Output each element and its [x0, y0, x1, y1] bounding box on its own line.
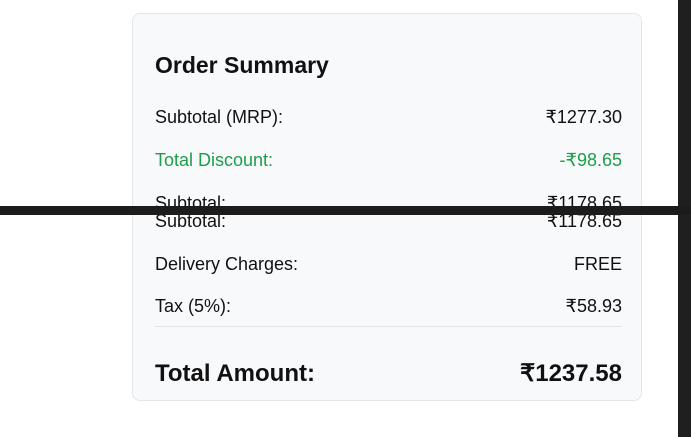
tax-value: ₹58.93	[565, 296, 623, 316]
delivery-charges-value: FREE	[573, 254, 622, 274]
subtotal-mrp-row: Subtotal (MRP): ₹1277.30	[155, 106, 622, 128]
total-amount-row: Total Amount: ₹1237.58	[155, 359, 622, 389]
overlay-divider-bar	[0, 206, 691, 215]
total-amount-value: ₹1237.58	[519, 360, 622, 387]
subtotal-mrp-label: Subtotal (MRP):	[155, 107, 284, 127]
total-discount-label: Total Discount:	[155, 150, 274, 170]
tax-row: Tax (5%): ₹58.93	[155, 295, 622, 317]
total-discount-value: -₹98.65	[559, 150, 623, 170]
summary-divider	[155, 326, 622, 327]
total-discount-row: Total Discount: -₹98.65	[155, 149, 622, 171]
order-summary-title: Order Summary	[155, 52, 329, 78]
delivery-charges-label: Delivery Charges:	[155, 254, 299, 274]
total-amount-label: Total Amount:	[155, 360, 315, 387]
tax-label: Tax (5%):	[155, 296, 232, 316]
subtotal-mrp-value: ₹1277.30	[545, 107, 622, 127]
delivery-charges-row: Delivery Charges: FREE	[155, 253, 622, 275]
right-edge-scrollbar	[678, 0, 691, 437]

**What is expected**
Copy out every line in the items above that contains the string "label".

**Written answer**
subtotal-mrp-label: Subtotal (MRP):	[155, 107, 284, 127]
total-discount-label: Total Discount:	[155, 150, 274, 170]
delivery-charges-label: Delivery Charges:	[155, 254, 299, 274]
total-amount-label: Total Amount:	[155, 360, 315, 387]
tax-label: Tax (5%):	[155, 296, 232, 316]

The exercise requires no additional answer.